**TASK TO COMPLETE**
Reproduce the records below line for line, with no changes.

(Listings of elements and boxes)
>> Begin

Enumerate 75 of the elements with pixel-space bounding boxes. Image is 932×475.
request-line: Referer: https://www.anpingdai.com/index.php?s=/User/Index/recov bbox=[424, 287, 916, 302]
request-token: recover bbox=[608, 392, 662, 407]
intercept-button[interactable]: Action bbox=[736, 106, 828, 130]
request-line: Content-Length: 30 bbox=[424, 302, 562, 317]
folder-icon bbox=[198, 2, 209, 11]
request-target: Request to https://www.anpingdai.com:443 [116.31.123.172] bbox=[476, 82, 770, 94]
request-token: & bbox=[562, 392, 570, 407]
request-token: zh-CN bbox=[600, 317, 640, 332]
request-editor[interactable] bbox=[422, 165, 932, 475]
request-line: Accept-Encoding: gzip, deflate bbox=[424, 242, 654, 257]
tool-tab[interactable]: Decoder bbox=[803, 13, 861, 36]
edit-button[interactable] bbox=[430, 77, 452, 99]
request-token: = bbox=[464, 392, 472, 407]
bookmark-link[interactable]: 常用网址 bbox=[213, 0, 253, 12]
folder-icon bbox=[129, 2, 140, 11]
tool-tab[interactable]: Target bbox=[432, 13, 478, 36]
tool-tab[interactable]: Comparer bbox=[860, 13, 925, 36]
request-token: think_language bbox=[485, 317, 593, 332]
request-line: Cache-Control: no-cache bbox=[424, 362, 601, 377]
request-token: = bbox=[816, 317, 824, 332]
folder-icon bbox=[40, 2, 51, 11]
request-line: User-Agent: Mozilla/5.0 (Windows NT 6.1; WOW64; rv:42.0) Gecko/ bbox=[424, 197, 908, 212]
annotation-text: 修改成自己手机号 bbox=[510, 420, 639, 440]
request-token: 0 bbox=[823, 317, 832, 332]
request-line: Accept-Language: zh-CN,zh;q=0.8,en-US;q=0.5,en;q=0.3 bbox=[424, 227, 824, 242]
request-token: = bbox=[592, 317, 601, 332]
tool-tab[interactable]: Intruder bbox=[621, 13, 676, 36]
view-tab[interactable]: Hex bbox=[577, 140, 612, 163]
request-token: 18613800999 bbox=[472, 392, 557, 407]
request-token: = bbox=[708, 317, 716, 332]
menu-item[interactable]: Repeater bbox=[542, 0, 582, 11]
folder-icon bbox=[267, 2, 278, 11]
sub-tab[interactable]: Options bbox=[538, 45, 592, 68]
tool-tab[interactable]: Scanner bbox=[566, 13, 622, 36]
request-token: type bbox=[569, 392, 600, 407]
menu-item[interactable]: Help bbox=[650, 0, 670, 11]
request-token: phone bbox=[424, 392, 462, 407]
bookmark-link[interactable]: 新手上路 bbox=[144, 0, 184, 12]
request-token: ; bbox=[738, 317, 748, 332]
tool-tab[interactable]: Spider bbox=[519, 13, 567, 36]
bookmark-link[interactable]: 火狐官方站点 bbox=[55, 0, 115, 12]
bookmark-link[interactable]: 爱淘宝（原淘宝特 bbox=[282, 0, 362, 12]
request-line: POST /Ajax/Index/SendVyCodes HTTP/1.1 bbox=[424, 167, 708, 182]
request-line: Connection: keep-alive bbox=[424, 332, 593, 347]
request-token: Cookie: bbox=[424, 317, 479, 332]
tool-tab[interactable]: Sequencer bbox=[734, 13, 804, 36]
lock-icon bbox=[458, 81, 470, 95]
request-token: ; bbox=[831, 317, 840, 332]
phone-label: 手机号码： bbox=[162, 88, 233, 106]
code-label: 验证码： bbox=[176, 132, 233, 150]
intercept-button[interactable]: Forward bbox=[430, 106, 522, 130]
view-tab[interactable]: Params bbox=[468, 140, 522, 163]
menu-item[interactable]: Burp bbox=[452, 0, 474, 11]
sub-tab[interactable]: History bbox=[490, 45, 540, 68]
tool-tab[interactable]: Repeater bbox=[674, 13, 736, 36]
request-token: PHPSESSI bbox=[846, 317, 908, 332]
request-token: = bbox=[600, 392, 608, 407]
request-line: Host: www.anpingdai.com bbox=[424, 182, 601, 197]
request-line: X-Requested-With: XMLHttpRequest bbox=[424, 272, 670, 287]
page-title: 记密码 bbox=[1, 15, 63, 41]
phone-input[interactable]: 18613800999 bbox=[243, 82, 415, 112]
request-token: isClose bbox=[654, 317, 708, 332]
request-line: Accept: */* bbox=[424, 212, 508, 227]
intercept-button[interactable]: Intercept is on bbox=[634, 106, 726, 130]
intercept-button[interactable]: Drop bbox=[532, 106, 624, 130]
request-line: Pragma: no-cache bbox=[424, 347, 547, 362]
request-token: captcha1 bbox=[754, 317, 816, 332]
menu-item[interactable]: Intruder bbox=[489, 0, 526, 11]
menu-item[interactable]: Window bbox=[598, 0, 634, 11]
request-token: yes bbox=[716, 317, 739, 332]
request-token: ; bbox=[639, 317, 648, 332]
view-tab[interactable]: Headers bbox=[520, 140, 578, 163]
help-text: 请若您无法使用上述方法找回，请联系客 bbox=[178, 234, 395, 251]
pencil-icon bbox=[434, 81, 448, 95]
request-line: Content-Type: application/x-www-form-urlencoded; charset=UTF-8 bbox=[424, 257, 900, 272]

>> End

**IN RESPONSE**
Enumerate 75 of the elements with pixel-space bounding boxes. Image is 932×475.
request-line: Referer: https://www.anpingdai.com/index.php?s=/User/Index/recov bbox=[424, 287, 916, 302]
request-token: recover bbox=[608, 392, 662, 407]
intercept-button[interactable]: Action bbox=[736, 106, 828, 130]
request-line: Content-Length: 30 bbox=[424, 302, 562, 317]
folder-icon bbox=[198, 2, 209, 11]
request-target: Request to https://www.anpingdai.com:443 [116.31.123.172] bbox=[476, 82, 770, 94]
request-token: & bbox=[562, 392, 570, 407]
request-token: zh-CN bbox=[600, 317, 640, 332]
request-editor[interactable] bbox=[422, 165, 932, 475]
request-line: Accept-Encoding: gzip, deflate bbox=[424, 242, 654, 257]
tool-tab[interactable]: Decoder bbox=[803, 13, 861, 36]
edit-button[interactable] bbox=[430, 77, 452, 99]
request-token: = bbox=[464, 392, 472, 407]
bookmark-link[interactable]: 常用网址 bbox=[213, 0, 253, 12]
folder-icon bbox=[129, 2, 140, 11]
tool-tab[interactable]: Target bbox=[432, 13, 478, 36]
tool-tab[interactable]: Comparer bbox=[860, 13, 925, 36]
request-token: think_language bbox=[485, 317, 593, 332]
request-line: Cache-Control: no-cache bbox=[424, 362, 601, 377]
request-token: = bbox=[816, 317, 824, 332]
folder-icon bbox=[40, 2, 51, 11]
request-line: User-Agent: Mozilla/5.0 (Windows NT 6.1; WOW64; rv:42.0) Gecko/ bbox=[424, 197, 908, 212]
annotation-text: 修改成自己手机号 bbox=[510, 420, 639, 440]
request-token: 0 bbox=[823, 317, 832, 332]
request-line: Accept-Language: zh-CN,zh;q=0.8,en-US;q=0.5,en;q=0.3 bbox=[424, 227, 824, 242]
request-token: = bbox=[592, 317, 601, 332]
tool-tab[interactable]: Intruder bbox=[621, 13, 676, 36]
view-tab[interactable]: Hex bbox=[577, 140, 612, 163]
request-token: 18613800999 bbox=[472, 392, 557, 407]
request-token: = bbox=[708, 317, 716, 332]
menu-item[interactable]: Repeater bbox=[542, 0, 582, 11]
folder-icon bbox=[267, 2, 278, 11]
sub-tab[interactable]: Options bbox=[538, 45, 592, 68]
tool-tab[interactable]: Scanner bbox=[566, 13, 622, 36]
request-token: type bbox=[569, 392, 600, 407]
menu-item[interactable]: Help bbox=[650, 0, 670, 11]
request-token: phone bbox=[424, 392, 462, 407]
bookmark-link[interactable]: 新手上路 bbox=[144, 0, 184, 12]
request-token: ; bbox=[738, 317, 748, 332]
tool-tab[interactable]: Spider bbox=[519, 13, 567, 36]
bookmark-link[interactable]: 火狐官方站点 bbox=[55, 0, 115, 12]
bookmark-link[interactable]: 爱淘宝（原淘宝特 bbox=[282, 0, 362, 12]
request-line: POST /Ajax/Index/SendVyCodes HTTP/1.1 bbox=[424, 167, 708, 182]
request-line: Connection: keep-alive bbox=[424, 332, 593, 347]
request-token: Cookie: bbox=[424, 317, 479, 332]
tool-tab[interactable]: Sequencer bbox=[734, 13, 804, 36]
lock-icon bbox=[458, 81, 470, 95]
request-token: ; bbox=[831, 317, 840, 332]
phone-label: 手机号码： bbox=[162, 88, 233, 106]
code-label: 验证码： bbox=[176, 132, 233, 150]
intercept-button[interactable]: Forward bbox=[430, 106, 522, 130]
view-tab[interactable]: Params bbox=[468, 140, 522, 163]
menu-item[interactable]: Burp bbox=[452, 0, 474, 11]
sub-tab[interactable]: History bbox=[490, 45, 540, 68]
tool-tab[interactable]: Repeater bbox=[674, 13, 736, 36]
request-token: PHPSESSI bbox=[846, 317, 908, 332]
request-token: = bbox=[600, 392, 608, 407]
request-line: Host: www.anpingdai.com bbox=[424, 182, 601, 197]
request-line: X-Requested-With: XMLHttpRequest bbox=[424, 272, 670, 287]
page-title: 记密码 bbox=[1, 15, 63, 41]
phone-input[interactable]: 18613800999 bbox=[243, 82, 415, 112]
request-token: isClose bbox=[654, 317, 708, 332]
request-line: Accept: */* bbox=[424, 212, 508, 227]
intercept-button[interactable]: Intercept is on bbox=[634, 106, 726, 130]
intercept-button[interactable]: Drop bbox=[532, 106, 624, 130]
request-line: Pragma: no-cache bbox=[424, 347, 547, 362]
request-token: captcha1 bbox=[754, 317, 816, 332]
menu-item[interactable]: Intruder bbox=[489, 0, 526, 11]
menu-item[interactable]: Window bbox=[598, 0, 634, 11]
request-token: yes bbox=[716, 317, 739, 332]
request-token: ; bbox=[639, 317, 648, 332]
view-tab[interactable]: Headers bbox=[520, 140, 578, 163]
help-text: 请若您无法使用上述方法找回，请联系客 bbox=[178, 234, 395, 251]
pencil-icon bbox=[434, 81, 448, 95]
request-line: Content-Type: application/x-www-form-urlencoded; charset=UTF-8 bbox=[424, 257, 900, 272]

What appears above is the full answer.